WHAT IS NEEDED: Render the material again word for word, skipping the pictures in it.

** Begin STORED RECORDS **

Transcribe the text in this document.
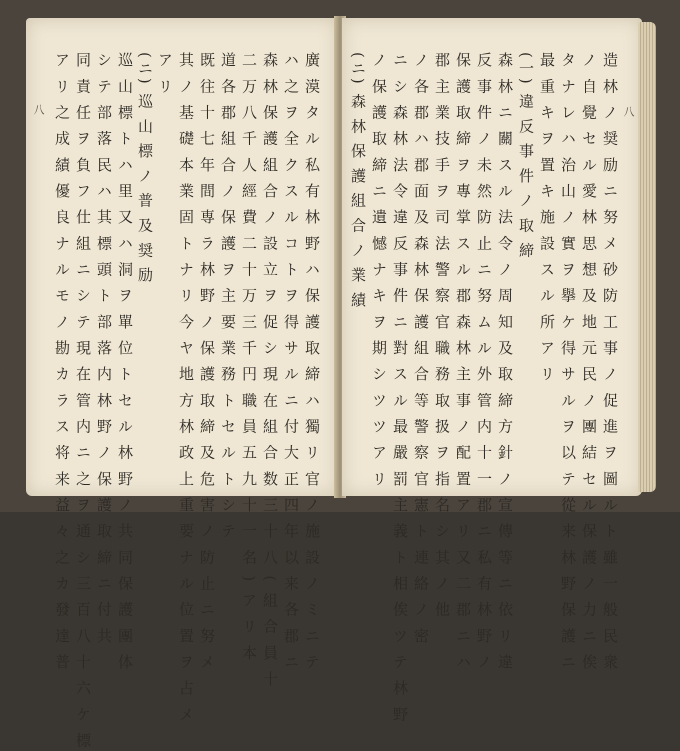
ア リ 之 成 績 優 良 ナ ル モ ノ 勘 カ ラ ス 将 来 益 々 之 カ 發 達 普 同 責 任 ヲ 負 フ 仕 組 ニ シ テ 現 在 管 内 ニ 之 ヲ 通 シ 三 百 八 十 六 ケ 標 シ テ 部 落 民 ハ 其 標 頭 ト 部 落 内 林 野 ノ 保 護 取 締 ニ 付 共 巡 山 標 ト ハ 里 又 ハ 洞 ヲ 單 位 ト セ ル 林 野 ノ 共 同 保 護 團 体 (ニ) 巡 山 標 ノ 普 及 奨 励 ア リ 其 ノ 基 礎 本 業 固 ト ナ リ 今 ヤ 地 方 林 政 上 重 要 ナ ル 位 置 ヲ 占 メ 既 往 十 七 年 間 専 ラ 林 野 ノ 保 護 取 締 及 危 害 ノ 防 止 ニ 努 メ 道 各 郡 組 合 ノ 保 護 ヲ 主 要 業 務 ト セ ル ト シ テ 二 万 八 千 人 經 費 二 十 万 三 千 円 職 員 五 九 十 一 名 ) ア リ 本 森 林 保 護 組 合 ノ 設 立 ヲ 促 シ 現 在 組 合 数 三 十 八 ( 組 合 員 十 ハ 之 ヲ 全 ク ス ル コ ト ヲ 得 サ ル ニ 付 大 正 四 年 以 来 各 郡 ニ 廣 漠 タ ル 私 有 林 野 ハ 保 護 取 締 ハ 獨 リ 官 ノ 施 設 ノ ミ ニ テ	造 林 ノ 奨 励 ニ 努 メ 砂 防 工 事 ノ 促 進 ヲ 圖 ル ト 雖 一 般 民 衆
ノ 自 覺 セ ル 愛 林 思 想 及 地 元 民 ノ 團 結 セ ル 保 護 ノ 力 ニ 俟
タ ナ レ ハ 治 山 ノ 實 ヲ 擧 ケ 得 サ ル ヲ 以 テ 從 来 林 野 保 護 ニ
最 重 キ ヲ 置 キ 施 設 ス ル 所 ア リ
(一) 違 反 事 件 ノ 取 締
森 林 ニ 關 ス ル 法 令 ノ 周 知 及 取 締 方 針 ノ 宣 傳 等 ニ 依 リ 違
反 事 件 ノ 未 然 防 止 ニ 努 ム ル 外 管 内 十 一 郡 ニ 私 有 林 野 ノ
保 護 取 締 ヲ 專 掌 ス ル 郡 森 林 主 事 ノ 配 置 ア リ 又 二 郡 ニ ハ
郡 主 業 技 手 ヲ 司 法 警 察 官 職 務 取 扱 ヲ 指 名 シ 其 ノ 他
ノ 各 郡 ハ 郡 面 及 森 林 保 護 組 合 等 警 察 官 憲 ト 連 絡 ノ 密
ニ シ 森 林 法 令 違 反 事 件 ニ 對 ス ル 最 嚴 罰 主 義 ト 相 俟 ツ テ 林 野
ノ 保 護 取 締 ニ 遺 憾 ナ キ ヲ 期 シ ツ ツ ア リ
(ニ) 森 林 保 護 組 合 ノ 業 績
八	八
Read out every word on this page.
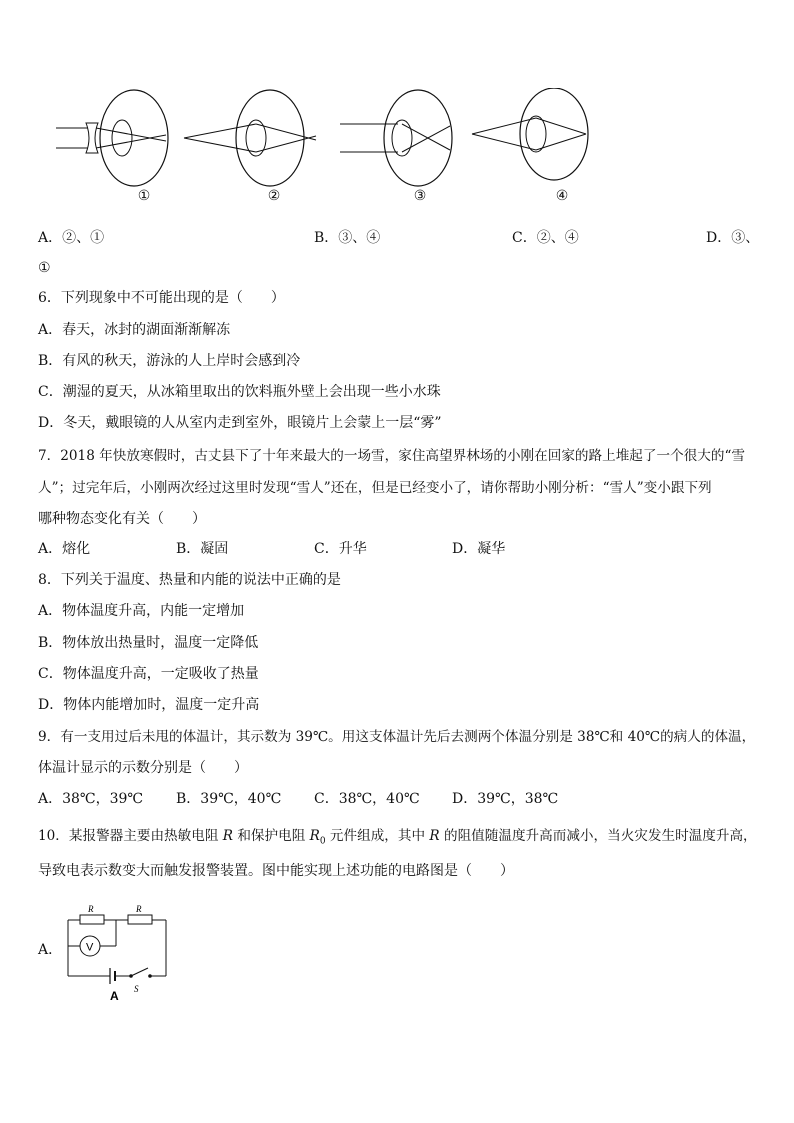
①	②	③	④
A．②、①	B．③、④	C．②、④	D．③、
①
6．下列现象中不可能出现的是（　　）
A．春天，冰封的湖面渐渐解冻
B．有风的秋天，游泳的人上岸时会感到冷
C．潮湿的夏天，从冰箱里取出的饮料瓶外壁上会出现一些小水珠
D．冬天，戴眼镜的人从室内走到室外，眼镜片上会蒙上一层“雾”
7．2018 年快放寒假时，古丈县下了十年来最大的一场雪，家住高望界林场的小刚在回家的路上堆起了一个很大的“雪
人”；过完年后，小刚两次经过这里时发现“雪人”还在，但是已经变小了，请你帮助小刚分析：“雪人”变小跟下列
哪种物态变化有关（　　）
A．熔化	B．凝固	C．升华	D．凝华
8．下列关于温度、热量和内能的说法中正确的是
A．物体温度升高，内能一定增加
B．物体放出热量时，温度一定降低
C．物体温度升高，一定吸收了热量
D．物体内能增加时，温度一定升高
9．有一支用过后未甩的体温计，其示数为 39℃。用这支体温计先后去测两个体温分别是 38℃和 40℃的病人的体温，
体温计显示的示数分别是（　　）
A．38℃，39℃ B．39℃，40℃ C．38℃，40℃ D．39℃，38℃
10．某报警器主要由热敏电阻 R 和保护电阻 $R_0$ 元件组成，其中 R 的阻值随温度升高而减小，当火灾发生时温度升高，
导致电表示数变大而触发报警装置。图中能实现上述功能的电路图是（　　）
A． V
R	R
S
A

** End STORED RECORDS **

TASK SOLUTION:
Transcribe the text in this document.
ア リ 之 成 績 優 良 ナ ル モ ノ 勘 カ ラ ス 将 来 益 々 之 カ 發 達 普 同 責 任 ヲ 負 フ 仕 組 ニ シ テ 現 在 管 内 ニ 之 ヲ 通 シ 三 百 八 十 六 ケ 標 シ テ 部 落 民 ハ 其 標 頭 ト 部 落 内 林 野 ノ 保 護 取 締 ニ 付 共 巡 山 標 ト ハ 里 又 ハ 洞 ヲ 單 位 ト セ ル 林 野 ノ 共 同 保 護 團 体 (ニ) 巡 山 標 ノ 普 及 奨 励 ア リ 其 ノ 基 礎 本 業 固 ト ナ リ 今 ヤ 地 方 林 政 上 重 要 ナ ル 位 置 ヲ 占 メ 既 往 十 七 年 間 専 ラ 林 野 ノ 保 護 取 締 及 危 害 ノ 防 止 ニ 努 メ 道 各 郡 組 合 ノ 保 護 ヲ 主 要 業 務 ト セ ル ト シ テ 二 万 八 千 人 經 費 二 十 万 三 千 円 職 員 五 九 十 一 名 ) ア リ 本 森 林 保 護 組 合 ノ 設 立 ヲ 促 シ 現 在 組 合 数 三 十 八 ( 組 合 員 十 ハ 之 ヲ 全 ク ス ル コ ト ヲ 得 サ ル ニ 付 大 正 四 年 以 来 各 郡 ニ 廣 漠 タ ル 私 有 林 野 ハ 保 護 取 締 ハ 獨 リ 官 ノ 施 設 ノ ミ ニ テ	造 林 ノ 奨 励 ニ 努 メ 砂 防 工 事 ノ 促 進 ヲ 圖 ル ト 雖 一 般 民 衆
ノ 自 覺 セ ル 愛 林 思 想 及 地 元 民 ノ 團 結 セ ル 保 護 ノ 力 ニ 俟
タ ナ レ ハ 治 山 ノ 實 ヲ 擧 ケ 得 サ ル ヲ 以 テ 從 来 林 野 保 護 ニ
最 重 キ ヲ 置 キ 施 設 ス ル 所 ア リ
(一) 違 反 事 件 ノ 取 締
森 林 ニ 關 ス ル 法 令 ノ 周 知 及 取 締 方 針 ノ 宣 傳 等 ニ 依 リ 違
反 事 件 ノ 未 然 防 止 ニ 努 ム ル 外 管 内 十 一 郡 ニ 私 有 林 野 ノ
保 護 取 締 ヲ 專 掌 ス ル 郡 森 林 主 事 ノ 配 置 ア リ 又 二 郡 ニ ハ
郡 主 業 技 手 ヲ 司 法 警 察 官 職 務 取 扱 ヲ 指 名 シ 其 ノ 他
ノ 各 郡 ハ 郡 面 及 森 林 保 護 組 合 等 警 察 官 憲 ト 連 絡 ノ 密
ニ シ 森 林 法 令 違 反 事 件 ニ 對 ス ル 最 嚴 罰 主 義 ト 相 俟 ツ テ 林 野
ノ 保 護 取 締 ニ 遺 憾 ナ キ ヲ 期 シ ツ ツ ア リ
(ニ) 森 林 保 護 組 合 ノ 業 績
八	八
Read out every word on this page.
①	②	③	④
A．②、①	B．③、④	C．②、④	D．③、
①
6．下列现象中不可能出现的是（　　）
A．春天，冰封的湖面渐渐解冻
B．有风的秋天，游泳的人上岸时会感到冷
C．潮湿的夏天，从冰箱里取出的饮料瓶外壁上会出现一些小水珠
D．冬天，戴眼镜的人从室内走到室外，眼镜片上会蒙上一层“雾”
7．2018 年快放寒假时，古丈县下了十年来最大的一场雪，家住高望界林场的小刚在回家的路上堆起了一个很大的“雪
人”；过完年后，小刚两次经过这里时发现“雪人”还在，但是已经变小了，请你帮助小刚分析：“雪人”变小跟下列
哪种物态变化有关（　　）
A．熔化	B．凝固	C．升华	D．凝华
8．下列关于温度、热量和内能的说法中正确的是
A．物体温度升高，内能一定增加
B．物体放出热量时，温度一定降低
C．物体温度升高，一定吸收了热量
D．物体内能增加时，温度一定升高
9．有一支用过后未甩的体温计，其示数为 39℃。用这支体温计先后去测两个体温分别是 38℃和 40℃的病人的体温，
体温计显示的示数分别是（　　）
A．38℃，39℃ B．39℃，40℃ C．38℃，40℃ D．39℃，38℃
10．某报警器主要由热敏电阻 R 和保护电阻 $R_0$ 元件组成，其中 R 的阻值随温度升高而减小，当火灾发生时温度升高，
导致电表示数变大而触发报警装置。图中能实现上述功能的电路图是（　　）
A． V
R	R
S
A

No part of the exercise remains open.